→ **Written instruction**:
Write the data out again, exactly as given.

Saved entries:

[BEGIN]

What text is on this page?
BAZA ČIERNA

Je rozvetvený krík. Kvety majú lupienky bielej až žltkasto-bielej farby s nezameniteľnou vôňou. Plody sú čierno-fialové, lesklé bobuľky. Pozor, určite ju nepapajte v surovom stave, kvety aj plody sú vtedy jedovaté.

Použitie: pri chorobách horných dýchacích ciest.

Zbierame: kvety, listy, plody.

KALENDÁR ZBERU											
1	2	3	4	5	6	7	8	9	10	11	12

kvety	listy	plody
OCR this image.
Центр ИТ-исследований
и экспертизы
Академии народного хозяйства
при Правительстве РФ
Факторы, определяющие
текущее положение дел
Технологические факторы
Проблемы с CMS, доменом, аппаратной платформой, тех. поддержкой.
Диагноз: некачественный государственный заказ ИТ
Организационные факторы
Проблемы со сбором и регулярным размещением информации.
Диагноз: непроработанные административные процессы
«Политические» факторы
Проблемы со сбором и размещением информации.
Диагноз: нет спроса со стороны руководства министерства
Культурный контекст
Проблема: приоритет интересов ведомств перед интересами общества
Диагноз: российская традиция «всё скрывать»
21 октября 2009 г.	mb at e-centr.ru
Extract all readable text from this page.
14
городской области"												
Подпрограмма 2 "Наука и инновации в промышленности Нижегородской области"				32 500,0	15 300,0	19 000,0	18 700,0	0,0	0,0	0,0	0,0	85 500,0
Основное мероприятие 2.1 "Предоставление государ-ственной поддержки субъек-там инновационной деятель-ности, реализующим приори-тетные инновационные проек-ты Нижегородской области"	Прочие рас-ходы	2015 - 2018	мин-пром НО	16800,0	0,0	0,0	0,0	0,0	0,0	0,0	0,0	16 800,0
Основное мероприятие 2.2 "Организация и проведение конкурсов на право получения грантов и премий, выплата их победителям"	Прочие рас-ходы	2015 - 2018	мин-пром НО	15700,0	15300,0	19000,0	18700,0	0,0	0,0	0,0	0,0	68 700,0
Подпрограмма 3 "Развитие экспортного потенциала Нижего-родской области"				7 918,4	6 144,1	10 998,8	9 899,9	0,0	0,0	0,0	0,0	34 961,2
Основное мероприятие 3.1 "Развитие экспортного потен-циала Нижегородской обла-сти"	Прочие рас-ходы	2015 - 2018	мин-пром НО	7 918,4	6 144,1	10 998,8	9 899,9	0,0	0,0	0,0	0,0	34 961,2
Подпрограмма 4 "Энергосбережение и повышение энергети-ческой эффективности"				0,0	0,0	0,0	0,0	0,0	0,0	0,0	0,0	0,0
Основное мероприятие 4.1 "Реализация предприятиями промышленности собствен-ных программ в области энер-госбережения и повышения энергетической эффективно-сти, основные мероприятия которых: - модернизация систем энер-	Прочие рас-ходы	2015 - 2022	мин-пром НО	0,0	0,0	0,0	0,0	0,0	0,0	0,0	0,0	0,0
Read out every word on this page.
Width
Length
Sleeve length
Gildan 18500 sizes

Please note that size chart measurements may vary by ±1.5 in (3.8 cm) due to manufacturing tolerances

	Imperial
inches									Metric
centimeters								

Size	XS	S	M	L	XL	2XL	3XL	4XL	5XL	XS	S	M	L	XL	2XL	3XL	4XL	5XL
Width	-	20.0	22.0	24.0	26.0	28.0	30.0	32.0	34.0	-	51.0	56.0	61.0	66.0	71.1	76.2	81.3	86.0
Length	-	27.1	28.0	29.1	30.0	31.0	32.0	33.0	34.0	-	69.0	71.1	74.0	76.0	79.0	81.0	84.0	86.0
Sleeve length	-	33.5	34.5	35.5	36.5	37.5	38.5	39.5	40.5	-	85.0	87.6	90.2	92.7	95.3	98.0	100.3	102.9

[END]

→ **Final result**:
What text is on this page?
BAZA ČIERNA

Je rozvetvený krík. Kvety majú lupienky bielej až žltkasto-bielej farby s nezameniteľnou vôňou. Plody sú čierno-fialové, lesklé bobuľky. Pozor, určite ju nepapajte v surovom stave, kvety aj plody sú vtedy jedovaté.

Použitie: pri chorobách horných dýchacích ciest.

Zbierame: kvety, listy, plody.

KALENDÁR ZBERU											
1	2	3	4	5	6	7	8	9	10	11	12

kvety	listy	plody
OCR this image.
Центр ИТ-исследований
и экспертизы
Академии народного хозяйства
при Правительстве РФ
Факторы, определяющие
текущее положение дел
Технологические факторы
Проблемы с CMS, доменом, аппаратной платформой, тех. поддержкой.
Диагноз: некачественный государственный заказ ИТ
Организационные факторы
Проблемы со сбором и регулярным размещением информации.
Диагноз: непроработанные административные процессы
«Политические» факторы
Проблемы со сбором и размещением информации.
Диагноз: нет спроса со стороны руководства министерства
Культурный контекст
Проблема: приоритет интересов ведомств перед интересами общества
Диагноз: российская традиция «всё скрывать»
21 октября 2009 г.	mb at e-centr.ru
Extract all readable text from this page.
14
городской области"												
Подпрограмма 2 "Наука и инновации в промышленности Нижегородской области"				32 500,0	15 300,0	19 000,0	18 700,0	0,0	0,0	0,0	0,0	85 500,0
Основное мероприятие 2.1 "Предоставление государ-ственной поддержки субъек-там инновационной деятель-ности, реализующим приори-тетные инновационные проек-ты Нижегородской области"	Прочие рас-ходы	2015 - 2018	мин-пром НО	16800,0	0,0	0,0	0,0	0,0	0,0	0,0	0,0	16 800,0
Основное мероприятие 2.2 "Организация и проведение конкурсов на право получения грантов и премий, выплата их победителям"	Прочие рас-ходы	2015 - 2018	мин-пром НО	15700,0	15300,0	19000,0	18700,0	0,0	0,0	0,0	0,0	68 700,0
Подпрограмма 3 "Развитие экспортного потенциала Нижего-родской области"				7 918,4	6 144,1	10 998,8	9 899,9	0,0	0,0	0,0	0,0	34 961,2
Основное мероприятие 3.1 "Развитие экспортного потен-циала Нижегородской обла-сти"	Прочие рас-ходы	2015 - 2018	мин-пром НО	7 918,4	6 144,1	10 998,8	9 899,9	0,0	0,0	0,0	0,0	34 961,2
Подпрограмма 4 "Энергосбережение и повышение энергети-ческой эффективности"				0,0	0,0	0,0	0,0	0,0	0,0	0,0	0,0	0,0
Основное мероприятие 4.1 "Реализация предприятиями промышленности собствен-ных программ в области энер-госбережения и повышения энергетической эффективно-сти, основные мероприятия которых: - модернизация систем энер-	Прочие рас-ходы	2015 - 2022	мин-пром НО	0,0	0,0	0,0	0,0	0,0	0,0	0,0	0,0	0,0
Read out every word on this page.
Width
Length
Sleeve length
Gildan 18500 sizes

Please note that size chart measurements may vary by ±1.5 in (3.8 cm) due to manufacturing tolerances

	Imperial
inches									Metric
centimeters								

Size	XS	S	M	L	XL	2XL	3XL	4XL	5XL	XS	S	M	L	XL	2XL	3XL	4XL	5XL
Width	-	20.0	22.0	24.0	26.0	28.0	30.0	32.0	34.0	-	51.0	56.0	61.0	66.0	71.1	76.2	81.3	86.0
Length	-	27.1	28.0	29.1	30.0	31.0	32.0	33.0	34.0	-	69.0	71.1	74.0	76.0	79.0	81.0	84.0	86.0
Sleeve length	-	33.5	34.5	35.5	36.5	37.5	38.5	39.5	40.5	-	85.0	87.6	90.2	92.7	95.3	98.0	100.3	102.9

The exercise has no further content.